-- What the exercise asks --
Do not copy the pictures; transcribe all other material exactly.

-- Exercise material --
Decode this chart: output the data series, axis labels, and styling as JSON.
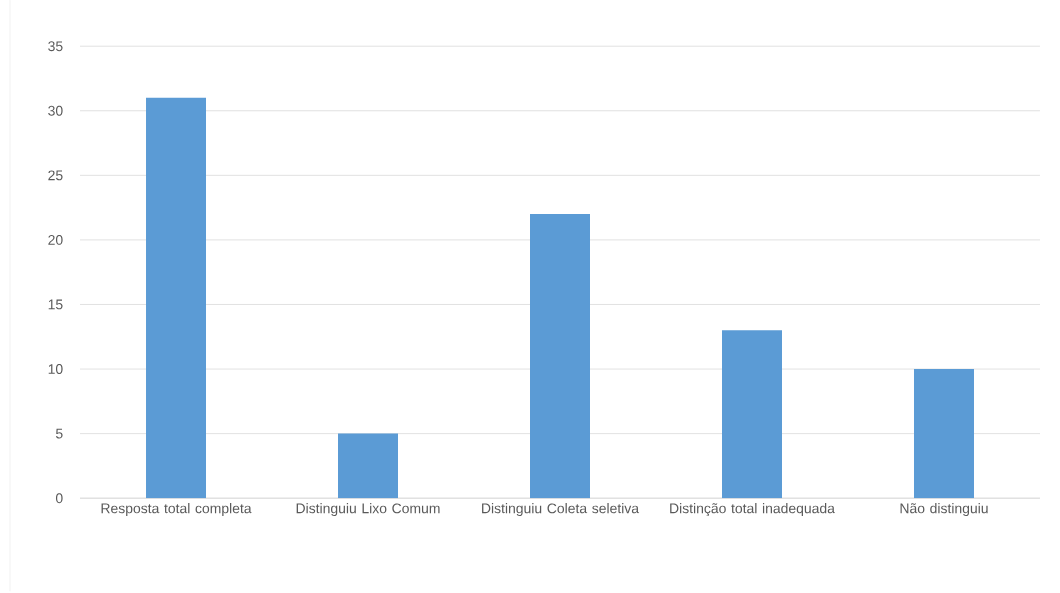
{
  "chart_data": {
    "type": "bar",
    "categories": [
      "Resposta total completa",
      "Distinguiu Lixo Comum",
      "Distinguiu Coleta seletiva",
      "Distinção total inadequada",
      "Não distinguiu"
    ],
    "values": [
      31,
      5,
      22,
      13,
      10
    ],
    "color": "#5b9bd5",
    "ylim": [
      0,
      35
    ],
    "yticks": [
      0,
      5,
      10,
      15,
      20,
      25,
      30,
      35
    ],
    "grid": "y"
  }
}
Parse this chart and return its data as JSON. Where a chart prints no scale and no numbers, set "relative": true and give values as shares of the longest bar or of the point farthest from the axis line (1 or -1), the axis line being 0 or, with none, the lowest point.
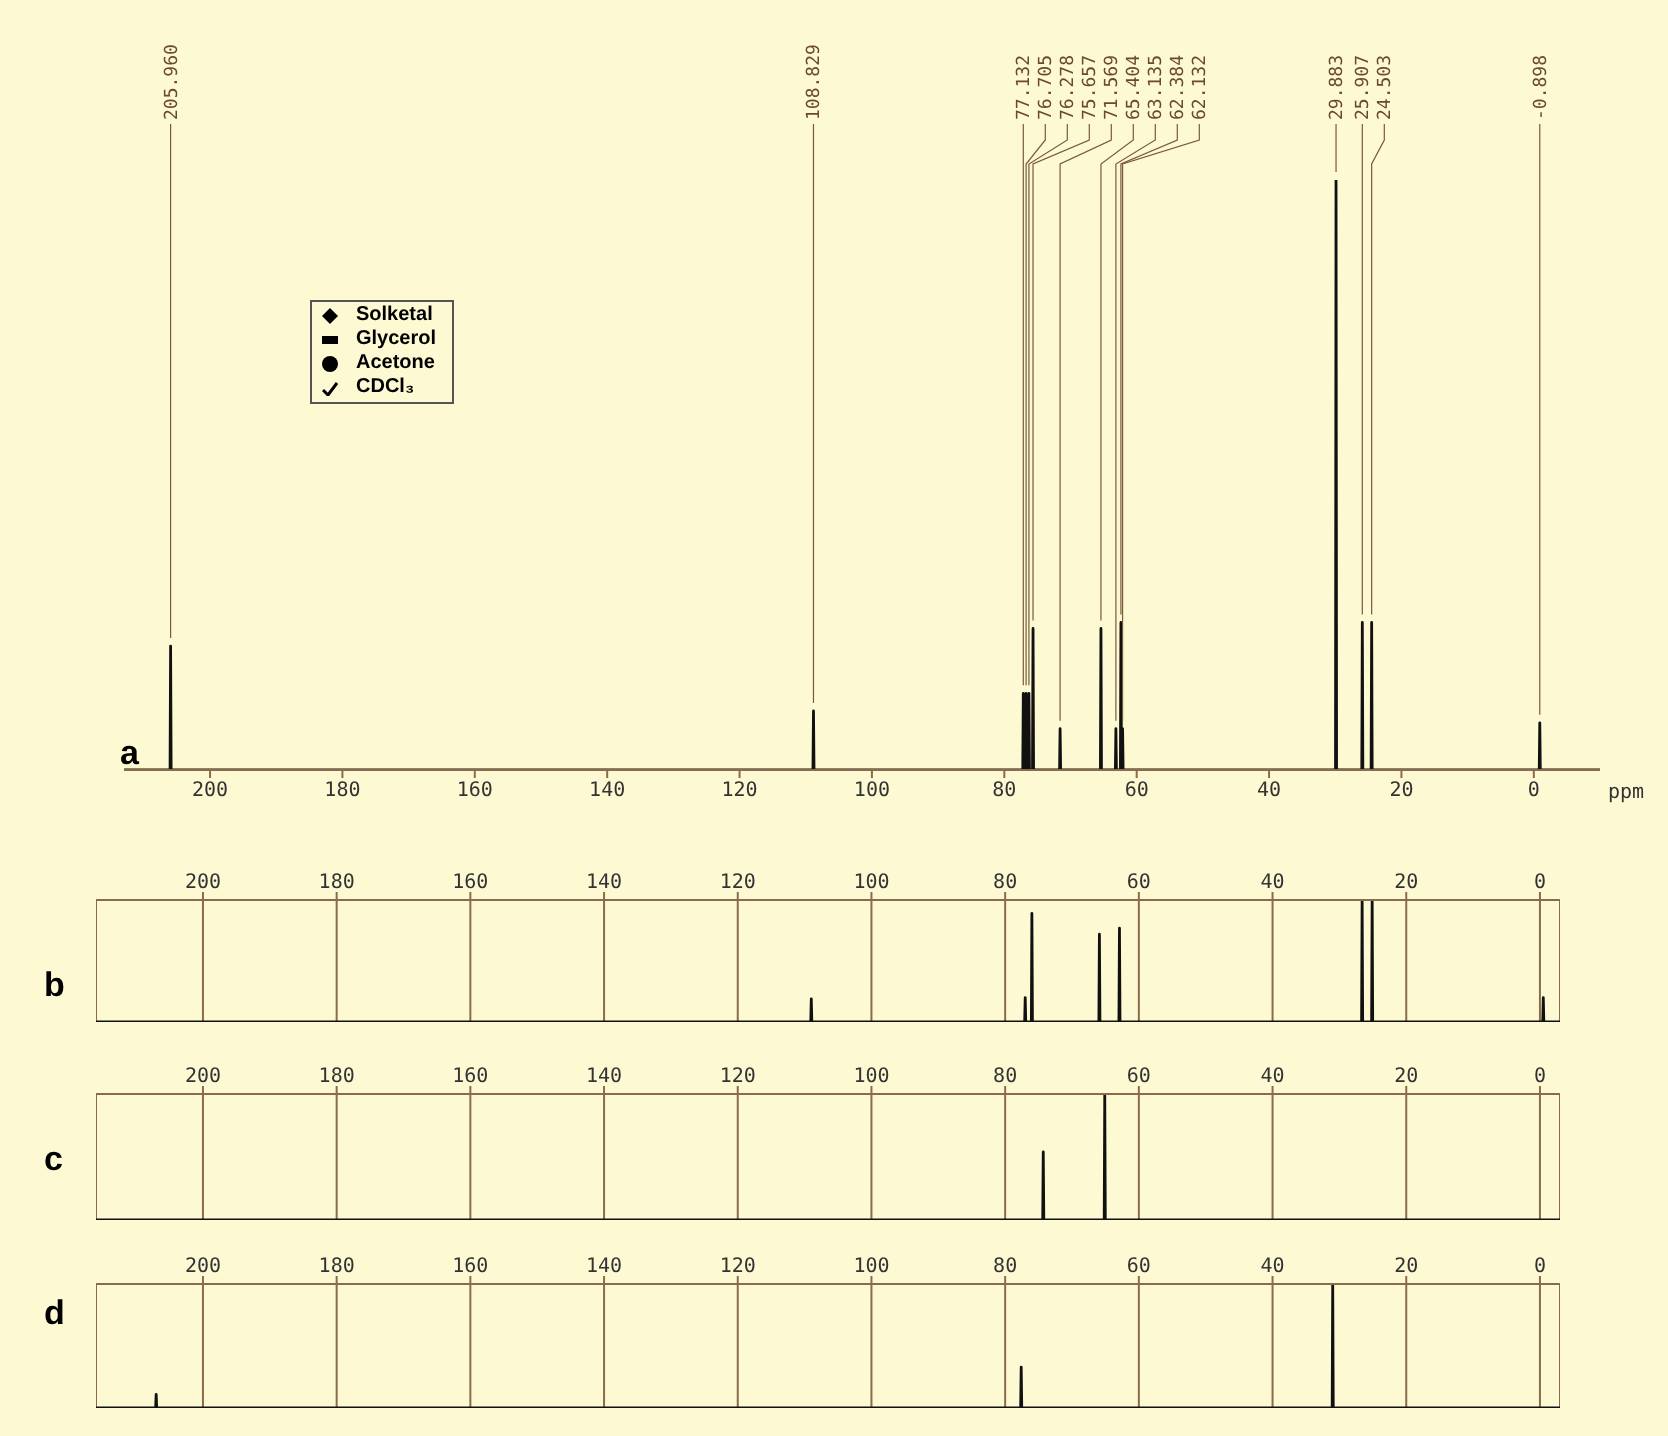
{
  "chart_data": [
    {
      "type": "line",
      "title": "a",
      "xlabel": "ppm",
      "relative": true,
      "xlim": [
        213,
        -10
      ],
      "xticks": [
        200,
        180,
        160,
        140,
        120,
        100,
        80,
        60,
        40,
        20,
        0
      ],
      "color": "#111111",
      "x": [
        213,
        206.04,
        205.96,
        205.88,
        108.91,
        108.83,
        108.75,
        77.21,
        77.13,
        77.05,
        76.79,
        76.71,
        76.63,
        76.36,
        76.28,
        76.2,
        75.74,
        75.66,
        75.58,
        71.65,
        71.57,
        71.49,
        65.48,
        65.4,
        65.32,
        63.22,
        63.14,
        63.06,
        62.46,
        62.38,
        62.3,
        62.21,
        62.13,
        62.05,
        29.96,
        29.88,
        29.8,
        25.99,
        25.91,
        25.83,
        24.58,
        24.5,
        24.42,
        -0.82,
        -0.9,
        -0.98,
        -10
      ],
      "values": [
        0,
        0,
        0.21,
        0,
        0,
        0.1,
        0,
        0,
        0.13,
        0,
        0,
        0.13,
        0,
        0,
        0.13,
        0,
        0,
        0.24,
        0,
        0,
        0.07,
        0,
        0,
        0.24,
        0,
        0,
        0.07,
        0,
        0,
        0.25,
        0,
        0,
        0.07,
        0,
        0,
        1,
        0,
        0,
        0.25,
        0,
        0,
        0.25,
        0,
        0,
        0.08,
        0,
        0
      ],
      "annotations": [
        "Solketal",
        "Glycerol",
        "Acetone",
        "CDCl₃",
        {
          "text": "205.960",
          "x": 205.96,
          "y": 0.21
        },
        {
          "text": "108.829",
          "x": 108.83,
          "y": 0.1
        },
        {
          "text": "77.132",
          "x": 77.13,
          "y": 0.13
        },
        {
          "text": "76.705",
          "x": 76.71,
          "y": 0.13
        },
        {
          "text": "76.278",
          "x": 76.28,
          "y": 0.13
        },
        {
          "text": "75.657",
          "x": 75.66,
          "y": 0.24
        },
        {
          "text": "71.569",
          "x": 71.57,
          "y": 0.07
        },
        {
          "text": "65.404",
          "x": 65.4,
          "y": 0.24
        },
        {
          "text": "63.135",
          "x": 63.14,
          "y": 0.07
        },
        {
          "text": "62.384",
          "x": 62.38,
          "y": 0.25
        },
        {
          "text": "62.132",
          "x": 62.13,
          "y": 0.07
        },
        {
          "text": "29.883",
          "x": 29.88,
          "y": 1
        },
        {
          "text": "25.907",
          "x": 25.91,
          "y": 0.25
        },
        {
          "text": "24.503",
          "x": 24.5,
          "y": 0.25
        },
        {
          "text": "-0.898",
          "x": -0.9,
          "y": 0.08
        }
      ]
    },
    {
      "type": "line",
      "title": "b",
      "relative": true,
      "grid": "x",
      "xlim": [
        216,
        -3
      ],
      "xticks": [
        200,
        180,
        160,
        140,
        120,
        100,
        80,
        60,
        40,
        20,
        0
      ],
      "color": "#111111",
      "x": [
        216,
        109.08,
        109,
        108.92,
        77.08,
        77,
        76.92,
        76.08,
        76,
        75.92,
        65.98,
        65.9,
        65.82,
        62.98,
        62.9,
        62.82,
        26.68,
        26.6,
        26.52,
        25.18,
        25.1,
        25.02,
        -0.42,
        -0.5,
        -0.58,
        -3
      ],
      "values": [
        0,
        0,
        0.19,
        0,
        0,
        0.2,
        0,
        0,
        0.89,
        0,
        0,
        0.72,
        0,
        0,
        0.77,
        0,
        0,
        1,
        0,
        0,
        1,
        0,
        0,
        0.2,
        0,
        0
      ]
    },
    {
      "type": "line",
      "title": "c",
      "relative": true,
      "grid": "x",
      "xlim": [
        216,
        -3
      ],
      "xticks": [
        200,
        180,
        160,
        140,
        120,
        100,
        80,
        60,
        40,
        20,
        0
      ],
      "color": "#111111",
      "x": [
        216,
        74.38,
        74.3,
        74.22,
        65.18,
        65.1,
        65.02,
        -3
      ],
      "values": [
        0,
        0,
        0.54,
        0,
        0,
        1,
        0,
        0
      ]
    },
    {
      "type": "line",
      "title": "d",
      "relative": true,
      "grid": "x",
      "xlim": [
        216,
        -3
      ],
      "xticks": [
        200,
        180,
        160,
        140,
        120,
        100,
        80,
        60,
        40,
        20,
        0
      ],
      "color": "#111111",
      "x": [
        216,
        207.08,
        207,
        206.92,
        77.68,
        77.6,
        77.52,
        31.08,
        31,
        30.92,
        -3
      ],
      "values": [
        0,
        0,
        0.11,
        0,
        0,
        0.33,
        0,
        0,
        1,
        0,
        0
      ]
    }
  ]
}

-- Solved exercise --
Decode this chart: output the data series, axis labels, and styling as JSON.
{
  "chart_data": {
    "type": "bar",
    "categories": [
      "Resposta total completa",
      "Distinguiu Lixo Comum",
      "Distinguiu Coleta seletiva",
      "Distinção total inadequada",
      "Não distinguiu"
    ],
    "values": [
      31,
      5,
      22,
      13,
      10
    ],
    "color": "#5b9bd5",
    "ylim": [
      0,
      35
    ],
    "yticks": [
      0,
      5,
      10,
      15,
      20,
      25,
      30,
      35
    ],
    "grid": "y"
  }
}
Parse this chart and return its data as JSON. Where a chart prints no scale and no numbers, set "relative": true and give values as shares of the longest bar or of the point farthest from the axis line (1 or -1), the axis line being 0 or, with none, the lowest point.
{
  "chart_data": [
    {
      "type": "line",
      "title": "a",
      "xlabel": "ppm",
      "relative": true,
      "xlim": [
        213,
        -10
      ],
      "xticks": [
        200,
        180,
        160,
        140,
        120,
        100,
        80,
        60,
        40,
        20,
        0
      ],
      "color": "#111111",
      "x": [
        213,
        206.04,
        205.96,
        205.88,
        108.91,
        108.83,
        108.75,
        77.21,
        77.13,
        77.05,
        76.79,
        76.71,
        76.63,
        76.36,
        76.28,
        76.2,
        75.74,
        75.66,
        75.58,
        71.65,
        71.57,
        71.49,
        65.48,
        65.4,
        65.32,
        63.22,
        63.14,
        63.06,
        62.46,
        62.38,
        62.3,
        62.21,
        62.13,
        62.05,
        29.96,
        29.88,
        29.8,
        25.99,
        25.91,
        25.83,
        24.58,
        24.5,
        24.42,
        -0.82,
        -0.9,
        -0.98,
        -10
      ],
      "values": [
        0,
        0,
        0.21,
        0,
        0,
        0.1,
        0,
        0,
        0.13,
        0,
        0,
        0.13,
        0,
        0,
        0.13,
        0,
        0,
        0.24,
        0,
        0,
        0.07,
        0,
        0,
        0.24,
        0,
        0,
        0.07,
        0,
        0,
        0.25,
        0,
        0,
        0.07,
        0,
        0,
        1,
        0,
        0,
        0.25,
        0,
        0,
        0.25,
        0,
        0,
        0.08,
        0,
        0
      ],
      "annotations": [
        "Solketal",
        "Glycerol",
        "Acetone",
        "CDCl₃",
        {
          "text": "205.960",
          "x": 205.96,
          "y": 0.21
        },
        {
          "text": "108.829",
          "x": 108.83,
          "y": 0.1
        },
        {
          "text": "77.132",
          "x": 77.13,
          "y": 0.13
        },
        {
          "text": "76.705",
          "x": 76.71,
          "y": 0.13
        },
        {
          "text": "76.278",
          "x": 76.28,
          "y": 0.13
        },
        {
          "text": "75.657",
          "x": 75.66,
          "y": 0.24
        },
        {
          "text": "71.569",
          "x": 71.57,
          "y": 0.07
        },
        {
          "text": "65.404",
          "x": 65.4,
          "y": 0.24
        },
        {
          "text": "63.135",
          "x": 63.14,
          "y": 0.07
        },
        {
          "text": "62.384",
          "x": 62.38,
          "y": 0.25
        },
        {
          "text": "62.132",
          "x": 62.13,
          "y": 0.07
        },
        {
          "text": "29.883",
          "x": 29.88,
          "y": 1
        },
        {
          "text": "25.907",
          "x": 25.91,
          "y": 0.25
        },
        {
          "text": "24.503",
          "x": 24.5,
          "y": 0.25
        },
        {
          "text": "-0.898",
          "x": -0.9,
          "y": 0.08
        }
      ]
    },
    {
      "type": "line",
      "title": "b",
      "relative": true,
      "grid": "x",
      "xlim": [
        216,
        -3
      ],
      "xticks": [
        200,
        180,
        160,
        140,
        120,
        100,
        80,
        60,
        40,
        20,
        0
      ],
      "color": "#111111",
      "x": [
        216,
        109.08,
        109,
        108.92,
        77.08,
        77,
        76.92,
        76.08,
        76,
        75.92,
        65.98,
        65.9,
        65.82,
        62.98,
        62.9,
        62.82,
        26.68,
        26.6,
        26.52,
        25.18,
        25.1,
        25.02,
        -0.42,
        -0.5,
        -0.58,
        -3
      ],
      "values": [
        0,
        0,
        0.19,
        0,
        0,
        0.2,
        0,
        0,
        0.89,
        0,
        0,
        0.72,
        0,
        0,
        0.77,
        0,
        0,
        1,
        0,
        0,
        1,
        0,
        0,
        0.2,
        0,
        0
      ]
    },
    {
      "type": "line",
      "title": "c",
      "relative": true,
      "grid": "x",
      "xlim": [
        216,
        -3
      ],
      "xticks": [
        200,
        180,
        160,
        140,
        120,
        100,
        80,
        60,
        40,
        20,
        0
      ],
      "color": "#111111",
      "x": [
        216,
        74.38,
        74.3,
        74.22,
        65.18,
        65.1,
        65.02,
        -3
      ],
      "values": [
        0,
        0,
        0.54,
        0,
        0,
        1,
        0,
        0
      ]
    },
    {
      "type": "line",
      "title": "d",
      "relative": true,
      "grid": "x",
      "xlim": [
        216,
        -3
      ],
      "xticks": [
        200,
        180,
        160,
        140,
        120,
        100,
        80,
        60,
        40,
        20,
        0
      ],
      "color": "#111111",
      "x": [
        216,
        207.08,
        207,
        206.92,
        77.68,
        77.6,
        77.52,
        31.08,
        31,
        30.92,
        -3
      ],
      "values": [
        0,
        0,
        0.11,
        0,
        0,
        0.33,
        0,
        0,
        1,
        0,
        0
      ]
    }
  ]
}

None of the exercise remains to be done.